*DESCRIPTION OF THE TASK*: Check each line of the material. Copy those containing "ylabel".

[Saved entries]
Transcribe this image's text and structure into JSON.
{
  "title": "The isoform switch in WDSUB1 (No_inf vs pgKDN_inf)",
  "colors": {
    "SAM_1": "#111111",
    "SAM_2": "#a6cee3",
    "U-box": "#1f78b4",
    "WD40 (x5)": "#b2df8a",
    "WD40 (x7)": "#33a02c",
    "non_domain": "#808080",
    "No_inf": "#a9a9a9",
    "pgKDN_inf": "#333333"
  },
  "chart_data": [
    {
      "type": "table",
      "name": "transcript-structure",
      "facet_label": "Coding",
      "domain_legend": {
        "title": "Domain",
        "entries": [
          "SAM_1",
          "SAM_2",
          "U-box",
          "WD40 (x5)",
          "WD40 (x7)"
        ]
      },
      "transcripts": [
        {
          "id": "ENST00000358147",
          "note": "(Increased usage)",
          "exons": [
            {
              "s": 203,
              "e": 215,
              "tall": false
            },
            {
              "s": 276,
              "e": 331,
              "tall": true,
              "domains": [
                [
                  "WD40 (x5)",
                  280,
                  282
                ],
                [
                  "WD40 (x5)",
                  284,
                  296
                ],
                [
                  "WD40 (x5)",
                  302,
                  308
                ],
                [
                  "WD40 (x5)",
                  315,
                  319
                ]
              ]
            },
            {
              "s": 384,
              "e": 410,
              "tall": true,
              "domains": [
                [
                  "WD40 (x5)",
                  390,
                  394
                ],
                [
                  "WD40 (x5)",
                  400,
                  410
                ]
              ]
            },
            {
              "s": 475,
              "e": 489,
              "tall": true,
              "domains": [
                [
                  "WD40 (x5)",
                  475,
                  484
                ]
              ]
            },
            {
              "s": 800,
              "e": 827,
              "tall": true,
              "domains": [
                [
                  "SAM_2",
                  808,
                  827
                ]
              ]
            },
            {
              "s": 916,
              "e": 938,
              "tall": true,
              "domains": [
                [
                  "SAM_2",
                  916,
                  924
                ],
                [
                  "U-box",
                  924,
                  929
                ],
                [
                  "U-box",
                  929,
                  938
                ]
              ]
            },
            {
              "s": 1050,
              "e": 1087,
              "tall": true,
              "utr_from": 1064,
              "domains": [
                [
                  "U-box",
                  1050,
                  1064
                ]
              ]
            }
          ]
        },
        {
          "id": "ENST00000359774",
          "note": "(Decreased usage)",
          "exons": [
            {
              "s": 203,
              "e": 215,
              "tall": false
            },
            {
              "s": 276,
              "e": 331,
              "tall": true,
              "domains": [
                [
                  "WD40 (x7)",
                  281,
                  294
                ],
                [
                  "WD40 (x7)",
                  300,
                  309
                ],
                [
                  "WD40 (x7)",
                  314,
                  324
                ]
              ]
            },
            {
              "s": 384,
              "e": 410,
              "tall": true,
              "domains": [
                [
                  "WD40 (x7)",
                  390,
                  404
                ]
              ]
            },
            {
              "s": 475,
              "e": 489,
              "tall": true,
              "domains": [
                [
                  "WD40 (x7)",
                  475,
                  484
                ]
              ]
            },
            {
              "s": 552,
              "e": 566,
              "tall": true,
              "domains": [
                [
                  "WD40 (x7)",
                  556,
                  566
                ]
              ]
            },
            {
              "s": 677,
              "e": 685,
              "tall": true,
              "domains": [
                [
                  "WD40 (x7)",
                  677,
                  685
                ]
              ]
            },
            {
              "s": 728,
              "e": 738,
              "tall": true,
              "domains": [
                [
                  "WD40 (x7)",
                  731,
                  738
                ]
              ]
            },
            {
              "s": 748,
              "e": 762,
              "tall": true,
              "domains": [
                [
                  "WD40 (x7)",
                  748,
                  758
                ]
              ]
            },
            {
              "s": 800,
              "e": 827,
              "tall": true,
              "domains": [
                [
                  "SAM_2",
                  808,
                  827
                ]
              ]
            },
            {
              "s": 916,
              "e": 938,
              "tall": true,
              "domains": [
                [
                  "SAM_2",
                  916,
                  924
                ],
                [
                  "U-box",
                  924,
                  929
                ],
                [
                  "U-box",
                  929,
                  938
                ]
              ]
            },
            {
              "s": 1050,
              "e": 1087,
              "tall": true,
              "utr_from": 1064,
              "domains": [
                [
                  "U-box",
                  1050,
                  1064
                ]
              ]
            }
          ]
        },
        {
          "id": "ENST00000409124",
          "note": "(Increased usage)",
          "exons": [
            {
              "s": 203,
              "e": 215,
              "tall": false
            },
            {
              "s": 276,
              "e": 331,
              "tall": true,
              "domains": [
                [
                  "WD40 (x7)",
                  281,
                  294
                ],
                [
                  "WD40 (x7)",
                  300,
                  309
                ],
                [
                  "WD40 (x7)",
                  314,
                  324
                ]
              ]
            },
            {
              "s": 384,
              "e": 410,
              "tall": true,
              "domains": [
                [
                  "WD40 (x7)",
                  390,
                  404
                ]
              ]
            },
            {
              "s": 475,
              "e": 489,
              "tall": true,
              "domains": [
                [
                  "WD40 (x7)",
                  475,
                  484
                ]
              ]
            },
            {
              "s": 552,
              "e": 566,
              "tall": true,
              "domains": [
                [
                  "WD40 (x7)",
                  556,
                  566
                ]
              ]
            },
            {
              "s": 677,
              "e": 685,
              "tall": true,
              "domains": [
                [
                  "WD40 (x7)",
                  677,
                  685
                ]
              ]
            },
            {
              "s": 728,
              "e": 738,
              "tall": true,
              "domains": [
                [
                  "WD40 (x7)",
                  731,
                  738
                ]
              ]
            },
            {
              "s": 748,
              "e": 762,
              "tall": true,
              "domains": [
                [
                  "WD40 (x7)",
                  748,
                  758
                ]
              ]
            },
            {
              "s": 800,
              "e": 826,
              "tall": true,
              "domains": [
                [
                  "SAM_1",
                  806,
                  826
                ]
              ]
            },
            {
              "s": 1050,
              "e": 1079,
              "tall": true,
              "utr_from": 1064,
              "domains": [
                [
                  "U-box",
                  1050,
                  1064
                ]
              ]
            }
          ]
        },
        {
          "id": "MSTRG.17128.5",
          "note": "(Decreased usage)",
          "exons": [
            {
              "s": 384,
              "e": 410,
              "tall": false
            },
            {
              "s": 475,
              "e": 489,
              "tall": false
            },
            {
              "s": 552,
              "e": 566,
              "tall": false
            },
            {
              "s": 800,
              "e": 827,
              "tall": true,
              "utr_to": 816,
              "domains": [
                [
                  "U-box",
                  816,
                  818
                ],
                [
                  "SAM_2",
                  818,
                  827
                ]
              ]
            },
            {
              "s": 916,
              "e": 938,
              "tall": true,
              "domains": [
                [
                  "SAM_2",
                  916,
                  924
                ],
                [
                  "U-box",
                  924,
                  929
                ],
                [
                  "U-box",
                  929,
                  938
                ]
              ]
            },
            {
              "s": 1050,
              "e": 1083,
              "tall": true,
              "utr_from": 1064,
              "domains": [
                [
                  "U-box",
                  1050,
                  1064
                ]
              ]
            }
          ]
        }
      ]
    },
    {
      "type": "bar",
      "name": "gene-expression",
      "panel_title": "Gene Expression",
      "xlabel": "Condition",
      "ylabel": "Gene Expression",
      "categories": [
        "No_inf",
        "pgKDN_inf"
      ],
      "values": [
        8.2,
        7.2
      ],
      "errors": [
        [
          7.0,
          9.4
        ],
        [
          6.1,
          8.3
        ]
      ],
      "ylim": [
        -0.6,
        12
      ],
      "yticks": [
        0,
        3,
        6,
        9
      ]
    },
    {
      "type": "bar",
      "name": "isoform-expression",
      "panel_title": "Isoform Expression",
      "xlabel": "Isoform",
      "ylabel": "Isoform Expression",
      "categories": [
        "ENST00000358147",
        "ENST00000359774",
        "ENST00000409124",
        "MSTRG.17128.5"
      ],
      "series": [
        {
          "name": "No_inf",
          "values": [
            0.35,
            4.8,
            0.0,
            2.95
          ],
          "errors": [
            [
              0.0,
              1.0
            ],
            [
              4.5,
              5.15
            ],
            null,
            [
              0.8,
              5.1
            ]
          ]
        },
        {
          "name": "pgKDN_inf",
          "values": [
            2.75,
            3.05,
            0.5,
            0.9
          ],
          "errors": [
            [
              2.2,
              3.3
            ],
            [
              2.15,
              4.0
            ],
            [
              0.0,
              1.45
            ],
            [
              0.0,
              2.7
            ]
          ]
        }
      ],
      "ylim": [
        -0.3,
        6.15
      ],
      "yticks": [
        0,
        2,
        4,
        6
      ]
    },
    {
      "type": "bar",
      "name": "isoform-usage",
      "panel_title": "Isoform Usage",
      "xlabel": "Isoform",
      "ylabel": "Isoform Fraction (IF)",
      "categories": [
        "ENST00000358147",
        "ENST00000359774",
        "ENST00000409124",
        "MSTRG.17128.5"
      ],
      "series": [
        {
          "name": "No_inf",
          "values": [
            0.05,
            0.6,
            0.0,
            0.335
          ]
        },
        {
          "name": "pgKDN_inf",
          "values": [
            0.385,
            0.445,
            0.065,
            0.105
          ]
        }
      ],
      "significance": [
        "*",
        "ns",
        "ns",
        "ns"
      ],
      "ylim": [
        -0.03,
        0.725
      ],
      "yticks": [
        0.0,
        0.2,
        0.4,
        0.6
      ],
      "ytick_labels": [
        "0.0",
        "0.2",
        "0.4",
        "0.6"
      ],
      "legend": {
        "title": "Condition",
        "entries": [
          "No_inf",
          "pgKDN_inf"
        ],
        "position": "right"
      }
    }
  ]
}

*RESULT OF THIS EXERCISE*:
      "ylabel": "Gene Expression",
      "ylabel": "Isoform Expression",
      "ylabel": "Isoform Fraction (IF)",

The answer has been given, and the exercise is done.